§ **Collected data entries**:

- - -

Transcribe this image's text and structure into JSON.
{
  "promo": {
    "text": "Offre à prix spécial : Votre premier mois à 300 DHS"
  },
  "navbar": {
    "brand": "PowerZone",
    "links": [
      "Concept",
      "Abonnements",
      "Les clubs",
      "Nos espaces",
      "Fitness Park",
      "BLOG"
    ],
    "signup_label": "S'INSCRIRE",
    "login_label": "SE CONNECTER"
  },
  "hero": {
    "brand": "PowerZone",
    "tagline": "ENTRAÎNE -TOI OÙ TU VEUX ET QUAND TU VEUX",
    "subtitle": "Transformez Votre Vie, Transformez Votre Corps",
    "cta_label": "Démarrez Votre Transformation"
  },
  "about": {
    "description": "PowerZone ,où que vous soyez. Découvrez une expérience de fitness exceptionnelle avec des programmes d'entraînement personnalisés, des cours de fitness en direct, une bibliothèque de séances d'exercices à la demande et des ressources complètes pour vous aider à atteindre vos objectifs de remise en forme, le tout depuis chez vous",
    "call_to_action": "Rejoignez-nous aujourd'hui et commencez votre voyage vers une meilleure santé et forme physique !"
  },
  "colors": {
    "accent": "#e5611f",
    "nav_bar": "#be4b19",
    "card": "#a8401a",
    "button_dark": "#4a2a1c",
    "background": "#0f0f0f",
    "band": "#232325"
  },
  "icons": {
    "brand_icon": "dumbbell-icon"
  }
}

- - -

§ **YOUR INSTRUCTIONS**:
Repeat every record exactly as written, please.

§ **ANSWER TO THE EXERCISE**:
Transcribe this image's text and structure into JSON.
{
  "promo": {
    "text": "Offre à prix spécial : Votre premier mois à 300 DHS"
  },
  "navbar": {
    "brand": "PowerZone",
    "links": [
      "Concept",
      "Abonnements",
      "Les clubs",
      "Nos espaces",
      "Fitness Park",
      "BLOG"
    ],
    "signup_label": "S'INSCRIRE",
    "login_label": "SE CONNECTER"
  },
  "hero": {
    "brand": "PowerZone",
    "tagline": "ENTRAÎNE -TOI OÙ TU VEUX ET QUAND TU VEUX",
    "subtitle": "Transformez Votre Vie, Transformez Votre Corps",
    "cta_label": "Démarrez Votre Transformation"
  },
  "about": {
    "description": "PowerZone ,où que vous soyez. Découvrez une expérience de fitness exceptionnelle avec des programmes d'entraînement personnalisés, des cours de fitness en direct, une bibliothèque de séances d'exercices à la demande et des ressources complètes pour vous aider à atteindre vos objectifs de remise en forme, le tout depuis chez vous",
    "call_to_action": "Rejoignez-nous aujourd'hui et commencez votre voyage vers une meilleure santé et forme physique !"
  },
  "colors": {
    "accent": "#e5611f",
    "nav_bar": "#be4b19",
    "card": "#a8401a",
    "button_dark": "#4a2a1c",
    "background": "#0f0f0f",
    "band": "#232325"
  },
  "icons": {
    "brand_icon": "dumbbell-icon"
  }
}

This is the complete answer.